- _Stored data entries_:
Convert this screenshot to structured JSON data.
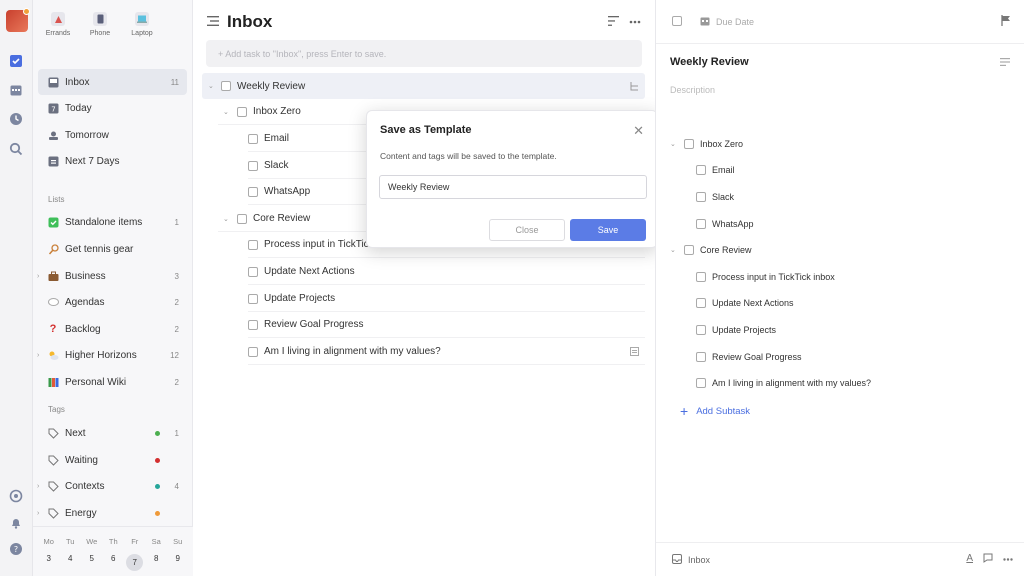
{
  "devices": [
    {
      "label": "Errands",
      "icon": "errands-icon"
    },
    {
      "label": "Phone",
      "icon": "phone-icon"
    },
    {
      "label": "Laptop",
      "icon": "laptop-icon"
    }
  ],
  "smart_lists": [
    {
      "label": "Inbox",
      "count": "11",
      "icon": "inbox-icon"
    },
    {
      "label": "Today",
      "count": "",
      "icon": "today-icon"
    },
    {
      "label": "Tomorrow",
      "count": "",
      "icon": "tomorrow-icon"
    },
    {
      "label": "Next 7 Days",
      "count": "",
      "icon": "next7days-icon"
    }
  ],
  "lists_label": "Lists",
  "lists": [
    {
      "label": "Standalone items",
      "count": "1",
      "icon": "green-check-icon"
    },
    {
      "label": "Get tennis gear",
      "count": "",
      "icon": "tennis-icon"
    },
    {
      "label": "Business",
      "count": "3",
      "icon": "briefcase-icon"
    },
    {
      "label": "Agendas",
      "count": "2",
      "icon": "speech-bubble-icon"
    },
    {
      "label": "Backlog",
      "count": "2",
      "icon": "question-mark-icon"
    },
    {
      "label": "Higher Horizons",
      "count": "12",
      "icon": "sun-cloud-icon"
    },
    {
      "label": "Personal Wiki",
      "count": "2",
      "icon": "books-icon"
    }
  ],
  "tags_label": "Tags",
  "tags": [
    {
      "label": "Next",
      "count": "1",
      "color": "#4caf50"
    },
    {
      "label": "Waiting",
      "count": "",
      "color": "#d32f2f"
    },
    {
      "label": "Contexts",
      "count": "4",
      "color": "#26a69a"
    },
    {
      "label": "Energy",
      "count": "",
      "color": "#ef9a3a"
    }
  ],
  "calendar": {
    "days": [
      "Mo",
      "Tu",
      "We",
      "Th",
      "Fr",
      "Sa",
      "Su"
    ],
    "dates": [
      "3",
      "4",
      "5",
      "6",
      "7",
      "8",
      "9"
    ],
    "today_index": 4
  },
  "main": {
    "title": "Inbox",
    "add_placeholder": "+ Add task to \"Inbox\", press Enter to save.",
    "tasks": [
      {
        "label": "Weekly Review"
      },
      {
        "label": "Inbox Zero"
      },
      {
        "label": "Email"
      },
      {
        "label": "Slack"
      },
      {
        "label": "WhatsApp"
      },
      {
        "label": "Core Review"
      },
      {
        "label": "Process input in TickTick inbox"
      },
      {
        "label": "Update Next Actions"
      },
      {
        "label": "Update Projects"
      },
      {
        "label": "Review Goal Progress"
      },
      {
        "label": "Am I living in alignment with my values?"
      }
    ]
  },
  "modal": {
    "title": "Save as Template",
    "description": "Content and tags will be saved to the template.",
    "input_value": "Weekly Review",
    "close_label": "Close",
    "save_label": "Save",
    "accent": "#5b7ce6"
  },
  "detail": {
    "due_label": "Due Date",
    "title": "Weekly Review",
    "description_placeholder": "Description",
    "subtasks": [
      {
        "label": "Inbox Zero"
      },
      {
        "label": "Email"
      },
      {
        "label": "Slack"
      },
      {
        "label": "WhatsApp"
      },
      {
        "label": "Core Review"
      },
      {
        "label": "Process input in TickTick inbox"
      },
      {
        "label": "Update Next Actions"
      },
      {
        "label": "Update Projects"
      },
      {
        "label": "Review Goal Progress"
      },
      {
        "label": "Am I living in alignment with my values?"
      }
    ],
    "add_subtask_label": "Add Subtask",
    "footer_list": "Inbox"
  }
}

- _Work instructions_: Read the entries above, then pull out the lines that include "title".

- _Solution to this task_:
    "title": "Inbox",
    "title": "Save as Template",
    "title": "Weekly Review",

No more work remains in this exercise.